— AIM OF THE TASK —
Here are some records; quote them exactly, leaving out the pictures.
---- MATERIAL FOR THE TASK
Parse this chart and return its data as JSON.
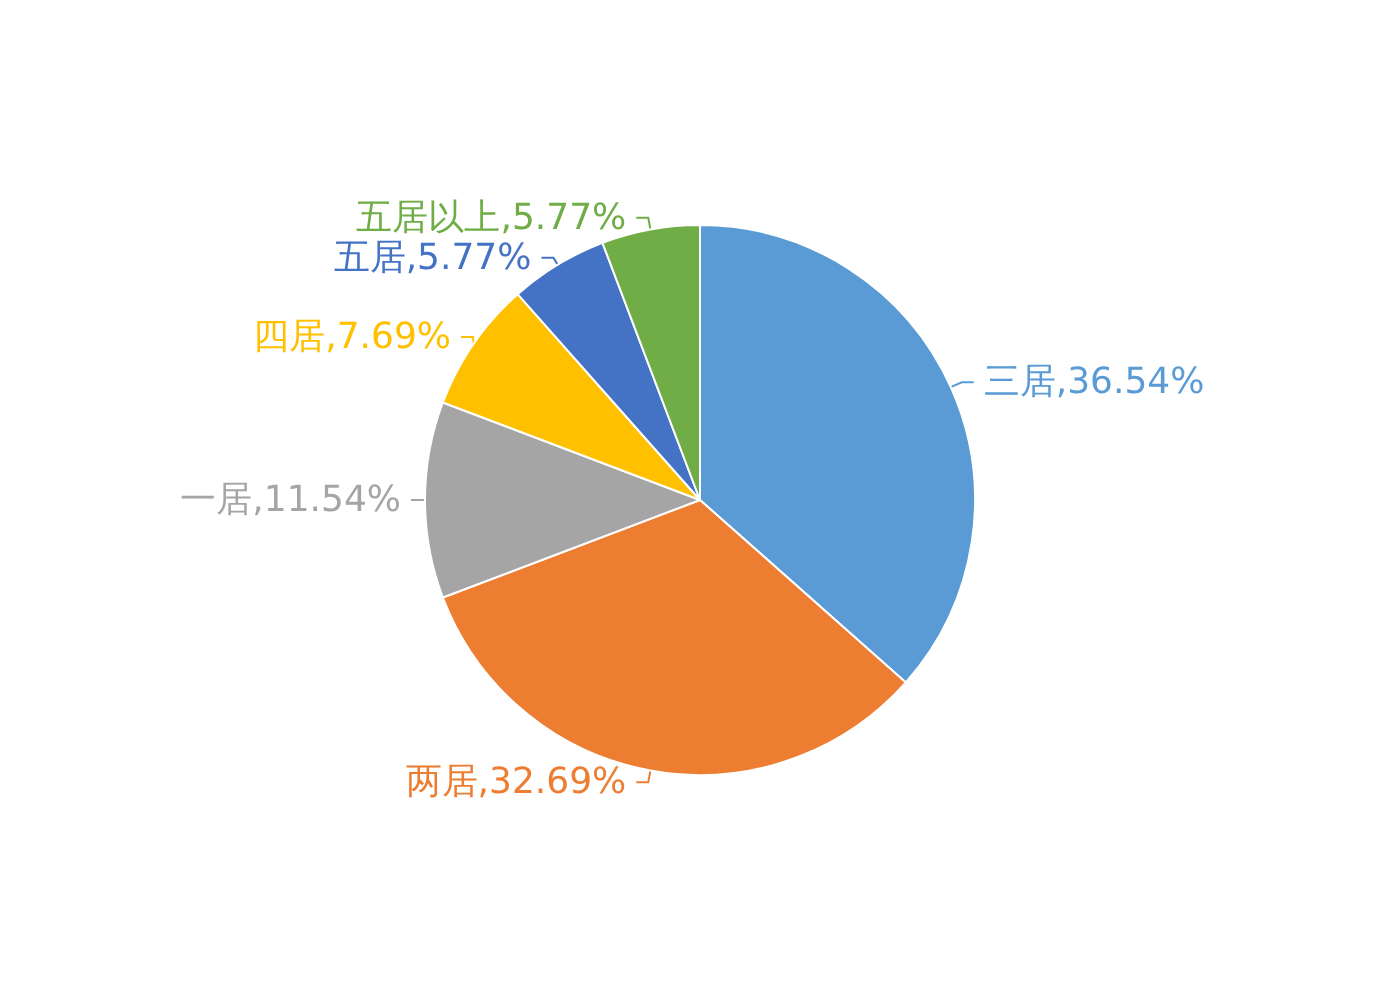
{
  "chart_data": {
    "type": "pie",
    "categories": [
      "三居",
      "两居",
      "一居",
      "四居",
      "五居",
      "五居以上"
    ],
    "values": [
      36.54,
      32.69,
      11.54,
      7.69,
      5.77,
      5.77
    ],
    "colors": [
      "#5b9bd5",
      "#ed7d31",
      "#a5a5a5",
      "#ffc000",
      "#4472c4",
      "#70ad47"
    ],
    "value_labels": [
      ",36.54%",
      ",32.69%",
      ",11.54%",
      ",7.69%",
      ",5.77%",
      ",5.77%"
    ],
    "legend": false
  }
}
--------
— PROBLEM SOLUTION —
Parse this chart and return its data as JSON.
{
  "chart_data": {
    "type": "pie",
    "categories": [
      "三居",
      "两居",
      "一居",
      "四居",
      "五居",
      "五居以上"
    ],
    "values": [
      36.54,
      32.69,
      11.54,
      7.69,
      5.77,
      5.77
    ],
    "colors": [
      "#5b9bd5",
      "#ed7d31",
      "#a5a5a5",
      "#ffc000",
      "#4472c4",
      "#70ad47"
    ],
    "value_labels": [
      ",36.54%",
      ",32.69%",
      ",11.54%",
      ",7.69%",
      ",5.77%",
      ",5.77%"
    ],
    "legend": false
  }
}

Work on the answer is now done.